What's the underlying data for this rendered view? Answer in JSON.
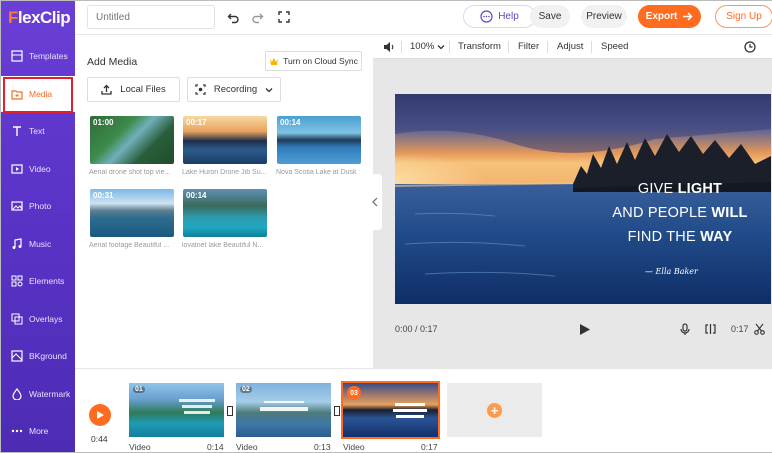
{
  "app": {
    "logo_prefix": "F",
    "logo_rest": "lexClip"
  },
  "sidebar": {
    "items": [
      {
        "label": "Templates",
        "icon": "templates-icon"
      },
      {
        "label": "Media",
        "icon": "media-icon",
        "active": true
      },
      {
        "label": "Text",
        "icon": "text-icon"
      },
      {
        "label": "Video",
        "icon": "video-icon"
      },
      {
        "label": "Photo",
        "icon": "photo-icon"
      },
      {
        "label": "Music",
        "icon": "music-icon"
      },
      {
        "label": "Elements",
        "icon": "elements-icon"
      },
      {
        "label": "Overlays",
        "icon": "overlays-icon"
      },
      {
        "label": "BKground",
        "icon": "background-icon"
      },
      {
        "label": "Watermark",
        "icon": "watermark-icon"
      },
      {
        "label": "More",
        "icon": "more-icon"
      }
    ]
  },
  "topbar": {
    "title_placeholder": "Untitled",
    "help_label": "Help",
    "save_label": "Save",
    "preview_label": "Preview",
    "export_label": "Export",
    "signup_label": "Sign Up"
  },
  "media": {
    "title": "Add Media",
    "cloud_sync_label": "Turn on Cloud Sync",
    "local_files_label": "Local Files",
    "recording_label": "Recording",
    "items": [
      {
        "duration": "01:00",
        "caption": "Aerial drone shot top vie..."
      },
      {
        "duration": "00:17",
        "caption": "Lake Huron Drone Jib Su..."
      },
      {
        "duration": "00:14",
        "caption": "Nova Scotia Lake at Dusk"
      },
      {
        "duration": "00:31",
        "caption": "Aerial footage Beautiful ..."
      },
      {
        "duration": "00:14",
        "caption": "lovatnet lake Beautiful N..."
      }
    ]
  },
  "editor": {
    "zoom": "100%",
    "tools": [
      "Transform",
      "Filter",
      "Adjust",
      "Speed"
    ],
    "quote_lines": [
      {
        "plain": "GIVE ",
        "bold": "LIGHT",
        "after": ""
      },
      {
        "plain": "AND PEOPLE ",
        "bold": "WILL",
        "after": ""
      },
      {
        "plain": "FIND THE ",
        "bold": "WAY",
        "after": ""
      }
    ],
    "signature": "— Ella Baker",
    "current_time": "0:00 / 0:17",
    "clip_time": "0:17"
  },
  "timeline": {
    "total_time": "0:44",
    "clips": [
      {
        "num": "01",
        "label": "Video",
        "duration": "0:14",
        "selected": false
      },
      {
        "num": "02",
        "label": "Video",
        "duration": "0:13",
        "selected": false
      },
      {
        "num": "03",
        "label": "Video",
        "duration": "0:17",
        "selected": true
      }
    ]
  },
  "colors": {
    "accent": "#ff6b1f",
    "sidebar": "#5b34c9",
    "highlight": "#e0202e"
  }
}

----------

Aim of the exercise :: Where a line holds the string "plain", copy that line.

Result of this task ::
        "plain": "GIVE ",
        "plain": "AND PEOPLE ",
        "plain": "FIND THE ",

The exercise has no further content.